### Record extracts

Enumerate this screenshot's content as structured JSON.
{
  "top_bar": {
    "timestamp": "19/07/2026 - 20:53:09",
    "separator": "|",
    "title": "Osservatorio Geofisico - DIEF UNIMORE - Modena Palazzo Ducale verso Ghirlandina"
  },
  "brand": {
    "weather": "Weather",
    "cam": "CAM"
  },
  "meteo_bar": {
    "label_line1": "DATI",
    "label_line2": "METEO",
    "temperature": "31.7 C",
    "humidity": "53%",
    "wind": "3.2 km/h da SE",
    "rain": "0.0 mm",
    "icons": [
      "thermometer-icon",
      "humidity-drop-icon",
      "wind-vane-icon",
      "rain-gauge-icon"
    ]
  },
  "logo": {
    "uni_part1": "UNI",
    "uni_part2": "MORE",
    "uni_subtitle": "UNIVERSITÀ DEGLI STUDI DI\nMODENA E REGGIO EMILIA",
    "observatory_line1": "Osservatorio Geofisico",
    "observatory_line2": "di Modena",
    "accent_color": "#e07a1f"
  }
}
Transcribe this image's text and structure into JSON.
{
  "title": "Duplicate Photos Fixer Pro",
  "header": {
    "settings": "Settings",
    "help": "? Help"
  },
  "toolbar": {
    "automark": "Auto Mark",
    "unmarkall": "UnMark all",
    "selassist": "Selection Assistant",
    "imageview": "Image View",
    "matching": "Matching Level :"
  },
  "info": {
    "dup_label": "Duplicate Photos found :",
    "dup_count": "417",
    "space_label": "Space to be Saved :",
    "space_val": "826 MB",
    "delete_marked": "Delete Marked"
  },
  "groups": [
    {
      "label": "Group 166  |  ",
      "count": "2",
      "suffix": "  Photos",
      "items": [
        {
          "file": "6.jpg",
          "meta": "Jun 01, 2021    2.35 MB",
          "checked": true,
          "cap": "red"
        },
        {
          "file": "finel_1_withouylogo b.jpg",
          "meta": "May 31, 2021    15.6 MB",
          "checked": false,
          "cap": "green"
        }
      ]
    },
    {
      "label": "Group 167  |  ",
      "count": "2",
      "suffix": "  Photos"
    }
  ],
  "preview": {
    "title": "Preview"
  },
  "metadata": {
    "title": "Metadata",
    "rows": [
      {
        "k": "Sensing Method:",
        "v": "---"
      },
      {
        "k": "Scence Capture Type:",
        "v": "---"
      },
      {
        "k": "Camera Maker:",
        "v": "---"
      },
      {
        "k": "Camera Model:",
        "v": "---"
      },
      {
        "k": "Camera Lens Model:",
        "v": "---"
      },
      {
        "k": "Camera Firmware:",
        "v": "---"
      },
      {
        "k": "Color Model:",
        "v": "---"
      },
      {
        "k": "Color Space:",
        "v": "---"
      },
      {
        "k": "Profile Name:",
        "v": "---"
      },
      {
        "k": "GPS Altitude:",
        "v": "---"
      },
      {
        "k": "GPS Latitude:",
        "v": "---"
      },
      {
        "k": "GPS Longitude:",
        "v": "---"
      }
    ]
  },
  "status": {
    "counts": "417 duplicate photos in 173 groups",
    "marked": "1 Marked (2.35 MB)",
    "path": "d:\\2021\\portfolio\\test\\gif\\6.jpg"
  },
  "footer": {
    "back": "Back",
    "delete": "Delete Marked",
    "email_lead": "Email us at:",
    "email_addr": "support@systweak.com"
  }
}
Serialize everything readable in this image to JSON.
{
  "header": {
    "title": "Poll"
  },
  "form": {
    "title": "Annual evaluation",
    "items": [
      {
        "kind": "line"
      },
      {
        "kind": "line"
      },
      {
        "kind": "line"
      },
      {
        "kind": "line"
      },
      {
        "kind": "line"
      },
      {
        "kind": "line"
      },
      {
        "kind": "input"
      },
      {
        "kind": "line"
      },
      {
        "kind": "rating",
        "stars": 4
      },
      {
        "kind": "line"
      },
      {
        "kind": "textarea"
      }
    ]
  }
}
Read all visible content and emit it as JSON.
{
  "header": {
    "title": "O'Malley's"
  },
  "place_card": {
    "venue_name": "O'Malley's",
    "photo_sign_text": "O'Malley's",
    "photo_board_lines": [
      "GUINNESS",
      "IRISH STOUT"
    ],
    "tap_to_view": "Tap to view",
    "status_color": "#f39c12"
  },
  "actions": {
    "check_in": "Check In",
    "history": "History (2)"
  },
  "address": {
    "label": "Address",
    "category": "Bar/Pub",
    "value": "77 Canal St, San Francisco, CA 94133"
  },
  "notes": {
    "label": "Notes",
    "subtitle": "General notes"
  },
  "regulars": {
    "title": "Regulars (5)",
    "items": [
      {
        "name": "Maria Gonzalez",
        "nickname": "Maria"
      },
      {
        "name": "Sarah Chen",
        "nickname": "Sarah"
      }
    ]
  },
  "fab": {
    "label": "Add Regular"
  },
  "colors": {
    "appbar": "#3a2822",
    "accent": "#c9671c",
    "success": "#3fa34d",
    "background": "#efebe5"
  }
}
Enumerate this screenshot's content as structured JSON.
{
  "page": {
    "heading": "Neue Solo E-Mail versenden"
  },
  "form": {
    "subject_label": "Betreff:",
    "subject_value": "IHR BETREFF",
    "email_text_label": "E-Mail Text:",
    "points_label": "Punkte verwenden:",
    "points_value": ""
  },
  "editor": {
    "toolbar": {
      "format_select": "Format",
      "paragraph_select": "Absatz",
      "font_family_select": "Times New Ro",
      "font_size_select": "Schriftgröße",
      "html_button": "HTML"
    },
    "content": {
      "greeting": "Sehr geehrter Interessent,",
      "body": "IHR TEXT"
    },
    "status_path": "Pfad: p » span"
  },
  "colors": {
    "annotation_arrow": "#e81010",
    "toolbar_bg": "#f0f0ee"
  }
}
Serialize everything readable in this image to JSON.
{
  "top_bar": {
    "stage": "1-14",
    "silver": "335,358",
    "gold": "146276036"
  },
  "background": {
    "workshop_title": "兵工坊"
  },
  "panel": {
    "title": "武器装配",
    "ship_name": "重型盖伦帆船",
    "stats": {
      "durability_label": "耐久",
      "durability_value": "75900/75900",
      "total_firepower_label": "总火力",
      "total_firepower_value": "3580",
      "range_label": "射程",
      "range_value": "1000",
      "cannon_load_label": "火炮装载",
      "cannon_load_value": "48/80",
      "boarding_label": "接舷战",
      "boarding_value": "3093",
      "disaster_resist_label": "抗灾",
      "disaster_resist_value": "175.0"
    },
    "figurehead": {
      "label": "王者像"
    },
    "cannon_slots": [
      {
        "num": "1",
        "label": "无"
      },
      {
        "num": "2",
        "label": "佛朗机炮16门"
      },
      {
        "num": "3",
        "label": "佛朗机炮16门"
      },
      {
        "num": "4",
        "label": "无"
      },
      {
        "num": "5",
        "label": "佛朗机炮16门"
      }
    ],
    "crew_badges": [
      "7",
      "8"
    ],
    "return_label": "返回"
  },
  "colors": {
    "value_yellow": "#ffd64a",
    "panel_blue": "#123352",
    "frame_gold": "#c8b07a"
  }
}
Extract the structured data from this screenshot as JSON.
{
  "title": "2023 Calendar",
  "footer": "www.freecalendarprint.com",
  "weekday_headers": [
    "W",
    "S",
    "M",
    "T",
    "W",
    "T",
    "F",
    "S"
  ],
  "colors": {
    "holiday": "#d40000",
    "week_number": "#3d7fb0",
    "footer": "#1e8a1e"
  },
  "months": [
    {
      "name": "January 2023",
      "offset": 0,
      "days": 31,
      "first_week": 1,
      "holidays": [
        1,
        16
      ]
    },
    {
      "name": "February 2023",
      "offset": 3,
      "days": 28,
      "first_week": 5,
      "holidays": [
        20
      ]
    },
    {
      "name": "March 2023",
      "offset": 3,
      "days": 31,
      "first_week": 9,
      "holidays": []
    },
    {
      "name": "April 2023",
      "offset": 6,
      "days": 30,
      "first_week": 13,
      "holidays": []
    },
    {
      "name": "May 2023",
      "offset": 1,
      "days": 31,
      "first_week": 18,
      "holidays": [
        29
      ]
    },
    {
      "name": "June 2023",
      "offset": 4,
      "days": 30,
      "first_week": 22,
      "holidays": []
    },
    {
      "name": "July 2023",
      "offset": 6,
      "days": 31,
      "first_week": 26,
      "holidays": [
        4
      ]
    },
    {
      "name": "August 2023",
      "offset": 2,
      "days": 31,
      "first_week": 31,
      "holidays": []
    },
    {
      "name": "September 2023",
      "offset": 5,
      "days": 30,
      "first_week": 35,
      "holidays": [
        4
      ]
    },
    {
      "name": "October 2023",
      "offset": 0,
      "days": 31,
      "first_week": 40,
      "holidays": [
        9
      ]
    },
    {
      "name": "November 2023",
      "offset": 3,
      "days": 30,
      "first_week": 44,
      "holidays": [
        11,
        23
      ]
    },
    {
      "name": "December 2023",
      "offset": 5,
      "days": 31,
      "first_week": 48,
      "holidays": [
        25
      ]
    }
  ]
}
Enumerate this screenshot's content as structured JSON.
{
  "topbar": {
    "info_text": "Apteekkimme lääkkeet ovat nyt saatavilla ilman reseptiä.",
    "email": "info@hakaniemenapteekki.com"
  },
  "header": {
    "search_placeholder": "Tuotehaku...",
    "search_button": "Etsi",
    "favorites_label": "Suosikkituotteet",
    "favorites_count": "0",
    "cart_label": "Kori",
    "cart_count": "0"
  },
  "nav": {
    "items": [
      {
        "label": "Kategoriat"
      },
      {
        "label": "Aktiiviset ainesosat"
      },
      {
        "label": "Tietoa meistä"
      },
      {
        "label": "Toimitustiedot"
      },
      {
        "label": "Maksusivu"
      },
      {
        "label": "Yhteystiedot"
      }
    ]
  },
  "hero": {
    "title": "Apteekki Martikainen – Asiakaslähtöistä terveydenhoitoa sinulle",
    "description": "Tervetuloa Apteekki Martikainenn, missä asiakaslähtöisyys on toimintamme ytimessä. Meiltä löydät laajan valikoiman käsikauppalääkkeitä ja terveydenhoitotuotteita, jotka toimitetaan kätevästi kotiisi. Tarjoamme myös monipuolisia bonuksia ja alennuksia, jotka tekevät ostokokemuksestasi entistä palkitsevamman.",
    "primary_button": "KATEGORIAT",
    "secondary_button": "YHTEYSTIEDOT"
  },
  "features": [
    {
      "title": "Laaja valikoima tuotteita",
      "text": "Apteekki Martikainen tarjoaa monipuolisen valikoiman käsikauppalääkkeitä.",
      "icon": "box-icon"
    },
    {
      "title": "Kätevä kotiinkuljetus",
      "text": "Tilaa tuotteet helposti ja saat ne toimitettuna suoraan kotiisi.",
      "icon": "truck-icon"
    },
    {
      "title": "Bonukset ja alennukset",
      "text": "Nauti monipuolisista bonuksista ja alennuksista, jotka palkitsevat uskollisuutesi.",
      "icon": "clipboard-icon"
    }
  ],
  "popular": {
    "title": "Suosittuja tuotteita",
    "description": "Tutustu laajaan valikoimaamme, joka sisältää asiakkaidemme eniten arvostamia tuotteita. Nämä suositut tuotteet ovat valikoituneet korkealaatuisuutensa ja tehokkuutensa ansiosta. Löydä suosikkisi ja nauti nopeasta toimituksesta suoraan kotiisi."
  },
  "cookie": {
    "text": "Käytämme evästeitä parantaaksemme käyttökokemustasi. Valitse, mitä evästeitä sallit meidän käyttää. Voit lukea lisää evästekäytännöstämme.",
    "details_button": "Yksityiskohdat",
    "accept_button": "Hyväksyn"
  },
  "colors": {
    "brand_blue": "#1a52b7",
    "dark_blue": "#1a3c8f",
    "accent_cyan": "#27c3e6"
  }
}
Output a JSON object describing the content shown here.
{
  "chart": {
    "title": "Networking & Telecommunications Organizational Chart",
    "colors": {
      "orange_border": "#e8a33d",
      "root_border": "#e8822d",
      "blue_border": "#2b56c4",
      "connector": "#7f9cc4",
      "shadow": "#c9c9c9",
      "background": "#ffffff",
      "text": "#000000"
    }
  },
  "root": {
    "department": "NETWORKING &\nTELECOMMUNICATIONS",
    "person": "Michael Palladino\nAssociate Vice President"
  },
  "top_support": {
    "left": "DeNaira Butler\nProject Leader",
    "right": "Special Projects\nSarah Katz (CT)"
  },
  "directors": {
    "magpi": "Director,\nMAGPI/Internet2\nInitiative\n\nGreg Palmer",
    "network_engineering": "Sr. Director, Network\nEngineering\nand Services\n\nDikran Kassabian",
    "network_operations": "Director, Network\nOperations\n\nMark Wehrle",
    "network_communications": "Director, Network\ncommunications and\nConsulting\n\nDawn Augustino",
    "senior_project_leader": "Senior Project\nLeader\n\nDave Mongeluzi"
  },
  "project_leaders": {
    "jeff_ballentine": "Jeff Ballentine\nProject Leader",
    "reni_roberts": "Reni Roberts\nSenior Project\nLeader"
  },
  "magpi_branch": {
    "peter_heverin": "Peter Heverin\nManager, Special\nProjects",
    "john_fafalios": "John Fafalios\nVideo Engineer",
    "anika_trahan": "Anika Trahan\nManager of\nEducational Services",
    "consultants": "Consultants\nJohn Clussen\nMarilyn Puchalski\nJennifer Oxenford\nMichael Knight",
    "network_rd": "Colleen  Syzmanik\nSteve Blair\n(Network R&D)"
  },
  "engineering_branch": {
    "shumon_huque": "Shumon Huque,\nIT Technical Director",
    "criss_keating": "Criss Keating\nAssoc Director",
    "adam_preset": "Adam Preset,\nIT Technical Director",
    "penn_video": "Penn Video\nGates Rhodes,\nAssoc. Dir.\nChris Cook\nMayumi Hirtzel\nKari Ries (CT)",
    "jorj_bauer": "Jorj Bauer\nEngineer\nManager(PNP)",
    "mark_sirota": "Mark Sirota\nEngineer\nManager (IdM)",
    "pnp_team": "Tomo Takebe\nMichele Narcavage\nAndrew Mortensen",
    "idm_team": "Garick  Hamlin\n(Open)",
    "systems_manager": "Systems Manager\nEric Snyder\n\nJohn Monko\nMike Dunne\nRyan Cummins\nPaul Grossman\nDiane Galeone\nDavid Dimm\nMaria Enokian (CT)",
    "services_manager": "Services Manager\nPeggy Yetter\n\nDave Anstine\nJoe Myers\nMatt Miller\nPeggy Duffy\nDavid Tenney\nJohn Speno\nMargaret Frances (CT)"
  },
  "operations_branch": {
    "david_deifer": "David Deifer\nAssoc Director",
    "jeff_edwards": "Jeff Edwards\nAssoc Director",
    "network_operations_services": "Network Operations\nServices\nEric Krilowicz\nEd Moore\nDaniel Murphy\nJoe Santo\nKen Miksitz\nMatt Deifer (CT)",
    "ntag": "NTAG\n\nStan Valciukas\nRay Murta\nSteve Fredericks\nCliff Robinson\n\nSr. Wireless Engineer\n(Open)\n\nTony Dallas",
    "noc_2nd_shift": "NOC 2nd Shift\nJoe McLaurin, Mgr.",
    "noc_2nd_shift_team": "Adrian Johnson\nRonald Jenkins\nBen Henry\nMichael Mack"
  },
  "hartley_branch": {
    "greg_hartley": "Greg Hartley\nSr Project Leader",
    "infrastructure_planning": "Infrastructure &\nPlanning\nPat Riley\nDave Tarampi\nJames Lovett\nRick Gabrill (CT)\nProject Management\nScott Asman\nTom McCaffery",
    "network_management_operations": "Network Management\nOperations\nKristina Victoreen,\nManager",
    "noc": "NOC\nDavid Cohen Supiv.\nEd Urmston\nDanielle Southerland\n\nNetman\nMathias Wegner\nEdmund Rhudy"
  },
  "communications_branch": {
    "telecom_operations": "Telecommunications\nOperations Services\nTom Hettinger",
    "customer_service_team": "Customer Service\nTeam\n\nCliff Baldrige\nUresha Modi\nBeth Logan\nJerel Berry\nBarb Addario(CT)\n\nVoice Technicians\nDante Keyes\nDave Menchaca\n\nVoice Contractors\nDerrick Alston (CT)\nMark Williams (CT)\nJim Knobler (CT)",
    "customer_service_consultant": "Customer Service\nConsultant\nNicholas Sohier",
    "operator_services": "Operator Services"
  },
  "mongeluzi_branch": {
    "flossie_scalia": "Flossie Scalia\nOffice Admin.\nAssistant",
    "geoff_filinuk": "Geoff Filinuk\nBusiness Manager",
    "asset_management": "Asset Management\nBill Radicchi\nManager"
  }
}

######

- [What the exercise asks]
Look through the data and show every line containing "nLeader".

- [Solution for this exercise]
    "senior_project_leader": "Senior Project\nLeader\n\nDave Mongeluzi"
    "reni_roberts": "Reni Roberts\nSenior Project\nLeader"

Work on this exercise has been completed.